### LISTING

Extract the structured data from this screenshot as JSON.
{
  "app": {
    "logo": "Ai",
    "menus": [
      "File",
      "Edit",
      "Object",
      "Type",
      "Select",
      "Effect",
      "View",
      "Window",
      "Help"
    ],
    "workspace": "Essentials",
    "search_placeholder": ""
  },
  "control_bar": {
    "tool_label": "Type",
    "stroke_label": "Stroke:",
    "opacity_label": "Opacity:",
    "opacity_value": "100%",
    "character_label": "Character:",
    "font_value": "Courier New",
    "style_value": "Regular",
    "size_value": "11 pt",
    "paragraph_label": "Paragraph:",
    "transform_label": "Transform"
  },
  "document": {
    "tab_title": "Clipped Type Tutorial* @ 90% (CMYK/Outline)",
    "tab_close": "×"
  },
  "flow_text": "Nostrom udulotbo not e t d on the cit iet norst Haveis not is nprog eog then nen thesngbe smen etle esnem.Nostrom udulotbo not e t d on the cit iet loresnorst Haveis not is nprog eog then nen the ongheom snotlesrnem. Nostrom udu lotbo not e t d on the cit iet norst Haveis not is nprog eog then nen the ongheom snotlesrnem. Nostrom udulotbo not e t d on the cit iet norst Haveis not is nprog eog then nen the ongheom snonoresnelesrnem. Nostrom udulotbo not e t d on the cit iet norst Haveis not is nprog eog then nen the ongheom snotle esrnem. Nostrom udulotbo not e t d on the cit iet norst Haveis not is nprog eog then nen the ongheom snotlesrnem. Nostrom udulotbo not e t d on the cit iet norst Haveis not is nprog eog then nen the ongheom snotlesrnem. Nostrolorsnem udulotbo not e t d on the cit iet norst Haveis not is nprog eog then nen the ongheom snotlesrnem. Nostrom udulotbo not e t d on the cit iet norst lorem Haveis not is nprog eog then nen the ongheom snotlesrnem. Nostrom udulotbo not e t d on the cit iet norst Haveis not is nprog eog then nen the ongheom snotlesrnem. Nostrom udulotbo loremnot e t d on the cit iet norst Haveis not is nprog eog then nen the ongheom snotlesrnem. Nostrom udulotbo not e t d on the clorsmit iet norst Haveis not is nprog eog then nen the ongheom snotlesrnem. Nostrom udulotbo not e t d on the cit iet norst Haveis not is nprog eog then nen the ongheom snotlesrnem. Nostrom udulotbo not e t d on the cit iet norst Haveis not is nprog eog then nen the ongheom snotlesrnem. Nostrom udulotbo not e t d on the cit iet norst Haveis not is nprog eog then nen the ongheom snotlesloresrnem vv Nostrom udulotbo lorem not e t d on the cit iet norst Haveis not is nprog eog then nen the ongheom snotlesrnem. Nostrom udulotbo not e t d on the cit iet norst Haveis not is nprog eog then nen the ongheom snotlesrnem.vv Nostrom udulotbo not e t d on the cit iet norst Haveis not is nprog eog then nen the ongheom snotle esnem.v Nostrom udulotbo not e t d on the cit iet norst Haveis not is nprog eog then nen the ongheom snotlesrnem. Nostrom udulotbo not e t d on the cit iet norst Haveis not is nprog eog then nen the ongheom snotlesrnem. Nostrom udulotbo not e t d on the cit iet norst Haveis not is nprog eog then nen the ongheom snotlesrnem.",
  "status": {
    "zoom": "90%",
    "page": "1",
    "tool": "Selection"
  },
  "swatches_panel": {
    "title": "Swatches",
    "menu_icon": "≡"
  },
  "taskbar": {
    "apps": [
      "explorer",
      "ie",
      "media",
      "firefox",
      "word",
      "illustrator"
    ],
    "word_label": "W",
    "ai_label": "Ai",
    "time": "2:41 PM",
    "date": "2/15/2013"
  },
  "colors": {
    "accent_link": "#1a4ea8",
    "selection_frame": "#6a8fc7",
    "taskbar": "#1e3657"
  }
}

### WRITTEN PROBLEM
Scan the material above. Return every line containing the string "Type".

### EXPECTED OUTPUT
      "Type",
    "tool_label": "Type",
    "tab_title": "Clipped Type Tutorial* @ 90% (CMYK/Outline)",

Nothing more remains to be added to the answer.